» Entries provided:
------
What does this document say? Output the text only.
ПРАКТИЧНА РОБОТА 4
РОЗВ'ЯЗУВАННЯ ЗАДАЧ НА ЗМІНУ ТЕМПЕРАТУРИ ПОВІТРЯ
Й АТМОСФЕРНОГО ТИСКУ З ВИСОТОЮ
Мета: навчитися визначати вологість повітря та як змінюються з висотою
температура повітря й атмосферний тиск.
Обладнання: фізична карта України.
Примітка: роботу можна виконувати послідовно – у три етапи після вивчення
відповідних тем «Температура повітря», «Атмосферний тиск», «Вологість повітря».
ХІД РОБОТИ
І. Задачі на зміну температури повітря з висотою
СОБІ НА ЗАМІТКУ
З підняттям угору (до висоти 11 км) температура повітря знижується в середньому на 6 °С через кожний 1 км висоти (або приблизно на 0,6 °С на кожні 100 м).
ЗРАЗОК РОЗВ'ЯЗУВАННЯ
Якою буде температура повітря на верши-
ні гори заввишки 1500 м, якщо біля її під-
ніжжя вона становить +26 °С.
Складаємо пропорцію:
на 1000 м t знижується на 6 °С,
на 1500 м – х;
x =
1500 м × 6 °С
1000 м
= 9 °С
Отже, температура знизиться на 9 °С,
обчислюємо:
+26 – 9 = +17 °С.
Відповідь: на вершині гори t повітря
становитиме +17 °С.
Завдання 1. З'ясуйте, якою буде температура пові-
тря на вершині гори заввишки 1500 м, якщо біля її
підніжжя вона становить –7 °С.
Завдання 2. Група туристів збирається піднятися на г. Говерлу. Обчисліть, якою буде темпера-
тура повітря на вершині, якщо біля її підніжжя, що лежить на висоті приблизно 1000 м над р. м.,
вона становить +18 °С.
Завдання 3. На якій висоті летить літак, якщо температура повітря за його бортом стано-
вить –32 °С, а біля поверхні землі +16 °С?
------
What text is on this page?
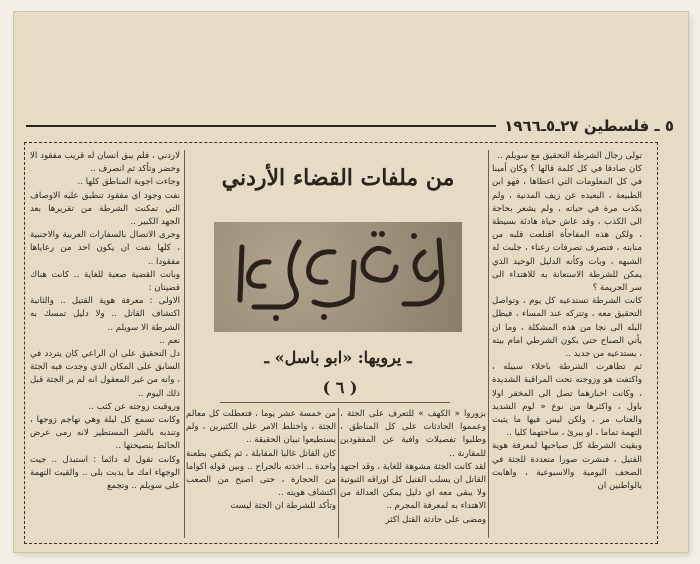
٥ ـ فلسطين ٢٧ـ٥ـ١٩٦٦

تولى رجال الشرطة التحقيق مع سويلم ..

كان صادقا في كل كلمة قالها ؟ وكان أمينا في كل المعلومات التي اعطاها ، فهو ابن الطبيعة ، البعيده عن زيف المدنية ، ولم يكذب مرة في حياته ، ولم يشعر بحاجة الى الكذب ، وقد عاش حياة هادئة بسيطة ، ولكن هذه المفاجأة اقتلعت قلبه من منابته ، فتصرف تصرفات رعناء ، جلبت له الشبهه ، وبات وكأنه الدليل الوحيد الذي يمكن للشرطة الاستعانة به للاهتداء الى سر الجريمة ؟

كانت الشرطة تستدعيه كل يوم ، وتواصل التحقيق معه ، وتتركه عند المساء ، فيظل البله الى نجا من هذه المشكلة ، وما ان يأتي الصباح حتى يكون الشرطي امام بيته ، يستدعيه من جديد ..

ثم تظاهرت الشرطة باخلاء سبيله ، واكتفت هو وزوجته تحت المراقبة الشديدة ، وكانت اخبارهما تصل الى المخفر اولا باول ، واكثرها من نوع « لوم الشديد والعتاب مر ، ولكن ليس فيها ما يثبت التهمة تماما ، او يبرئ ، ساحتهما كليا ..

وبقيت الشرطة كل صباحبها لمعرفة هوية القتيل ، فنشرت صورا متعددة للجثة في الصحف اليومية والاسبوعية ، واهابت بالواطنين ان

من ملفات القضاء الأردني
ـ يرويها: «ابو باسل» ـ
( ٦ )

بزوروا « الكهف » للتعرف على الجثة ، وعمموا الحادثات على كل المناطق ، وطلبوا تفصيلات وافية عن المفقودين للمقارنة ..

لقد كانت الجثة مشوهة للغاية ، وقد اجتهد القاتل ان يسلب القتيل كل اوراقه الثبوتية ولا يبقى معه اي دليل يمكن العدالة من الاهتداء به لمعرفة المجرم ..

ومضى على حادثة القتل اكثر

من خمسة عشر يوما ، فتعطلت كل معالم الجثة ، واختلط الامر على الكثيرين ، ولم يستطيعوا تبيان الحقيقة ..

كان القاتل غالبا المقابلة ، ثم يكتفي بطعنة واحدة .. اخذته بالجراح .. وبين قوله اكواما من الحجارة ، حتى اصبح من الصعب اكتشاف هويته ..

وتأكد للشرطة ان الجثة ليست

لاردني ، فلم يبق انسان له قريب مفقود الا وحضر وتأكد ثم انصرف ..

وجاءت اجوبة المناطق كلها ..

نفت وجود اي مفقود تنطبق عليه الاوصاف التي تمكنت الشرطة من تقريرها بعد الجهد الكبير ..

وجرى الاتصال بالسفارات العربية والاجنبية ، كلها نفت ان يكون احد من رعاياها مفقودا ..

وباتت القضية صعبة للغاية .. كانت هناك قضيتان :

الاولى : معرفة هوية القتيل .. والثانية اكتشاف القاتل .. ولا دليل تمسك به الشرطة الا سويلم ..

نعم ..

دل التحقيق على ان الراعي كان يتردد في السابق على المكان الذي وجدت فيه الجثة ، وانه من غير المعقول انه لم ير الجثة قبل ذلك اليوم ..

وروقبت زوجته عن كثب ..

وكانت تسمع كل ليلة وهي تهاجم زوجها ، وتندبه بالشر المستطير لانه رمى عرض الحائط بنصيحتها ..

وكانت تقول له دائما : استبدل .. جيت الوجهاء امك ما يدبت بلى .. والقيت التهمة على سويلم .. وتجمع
------
» Short exercise: Look through the entries above and report the number of lines that contain "What". Write only the number.

» Response below: 2